STATED TASK: Write out the whole listing word for word.
════════
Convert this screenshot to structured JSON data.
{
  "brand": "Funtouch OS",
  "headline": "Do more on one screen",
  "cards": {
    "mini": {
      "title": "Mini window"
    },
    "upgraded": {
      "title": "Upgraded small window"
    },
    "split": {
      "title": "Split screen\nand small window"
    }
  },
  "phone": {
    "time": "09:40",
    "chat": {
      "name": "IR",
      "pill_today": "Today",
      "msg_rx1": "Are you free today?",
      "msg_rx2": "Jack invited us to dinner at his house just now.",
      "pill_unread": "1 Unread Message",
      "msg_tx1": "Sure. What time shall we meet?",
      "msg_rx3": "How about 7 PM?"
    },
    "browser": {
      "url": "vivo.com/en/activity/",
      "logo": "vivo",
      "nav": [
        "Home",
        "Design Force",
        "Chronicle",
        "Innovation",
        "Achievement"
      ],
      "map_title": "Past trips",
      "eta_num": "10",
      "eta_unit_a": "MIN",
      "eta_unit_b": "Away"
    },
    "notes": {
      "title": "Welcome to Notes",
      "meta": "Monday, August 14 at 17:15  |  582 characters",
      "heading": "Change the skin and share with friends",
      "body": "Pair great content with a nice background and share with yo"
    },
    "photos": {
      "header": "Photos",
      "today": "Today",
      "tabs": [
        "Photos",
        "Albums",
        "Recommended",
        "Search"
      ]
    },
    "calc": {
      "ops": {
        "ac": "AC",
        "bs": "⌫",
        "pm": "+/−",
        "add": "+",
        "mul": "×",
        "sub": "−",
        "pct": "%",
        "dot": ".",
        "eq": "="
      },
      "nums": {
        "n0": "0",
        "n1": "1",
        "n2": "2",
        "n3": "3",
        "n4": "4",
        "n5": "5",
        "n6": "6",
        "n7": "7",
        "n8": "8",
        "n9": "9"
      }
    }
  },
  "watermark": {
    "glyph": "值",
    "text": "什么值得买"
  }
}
════════
ANSWER TO THIS EXERCISE:
Convert this screenshot to structured JSON data.
{
  "brand": "Funtouch OS",
  "headline": "Do more on one screen",
  "cards": {
    "mini": {
      "title": "Mini window"
    },
    "upgraded": {
      "title": "Upgraded small window"
    },
    "split": {
      "title": "Split screen\nand small window"
    }
  },
  "phone": {
    "time": "09:40",
    "chat": {
      "name": "IR",
      "pill_today": "Today",
      "msg_rx1": "Are you free today?",
      "msg_rx2": "Jack invited us to dinner at his house just now.",
      "pill_unread": "1 Unread Message",
      "msg_tx1": "Sure. What time shall we meet?",
      "msg_rx3": "How about 7 PM?"
    },
    "browser": {
      "url": "vivo.com/en/activity/",
      "logo": "vivo",
      "nav": [
        "Home",
        "Design Force",
        "Chronicle",
        "Innovation",
        "Achievement"
      ],
      "map_title": "Past trips",
      "eta_num": "10",
      "eta_unit_a": "MIN",
      "eta_unit_b": "Away"
    },
    "notes": {
      "title": "Welcome to Notes",
      "meta": "Monday, August 14 at 17:15  |  582 characters",
      "heading": "Change the skin and share with friends",
      "body": "Pair great content with a nice background and share with yo"
    },
    "photos": {
      "header": "Photos",
      "today": "Today",
      "tabs": [
        "Photos",
        "Albums",
        "Recommended",
        "Search"
      ]
    },
    "calc": {
      "ops": {
        "ac": "AC",
        "bs": "⌫",
        "pm": "+/−",
        "add": "+",
        "mul": "×",
        "sub": "−",
        "pct": "%",
        "dot": ".",
        "eq": "="
      },
      "nums": {
        "n0": "0",
        "n1": "1",
        "n2": "2",
        "n3": "3",
        "n4": "4",
        "n5": "5",
        "n6": "6",
        "n7": "7",
        "n8": "8",
        "n9": "9"
      }
    }
  },
  "watermark": {
    "glyph": "值",
    "text": "什么值得买"
  }
}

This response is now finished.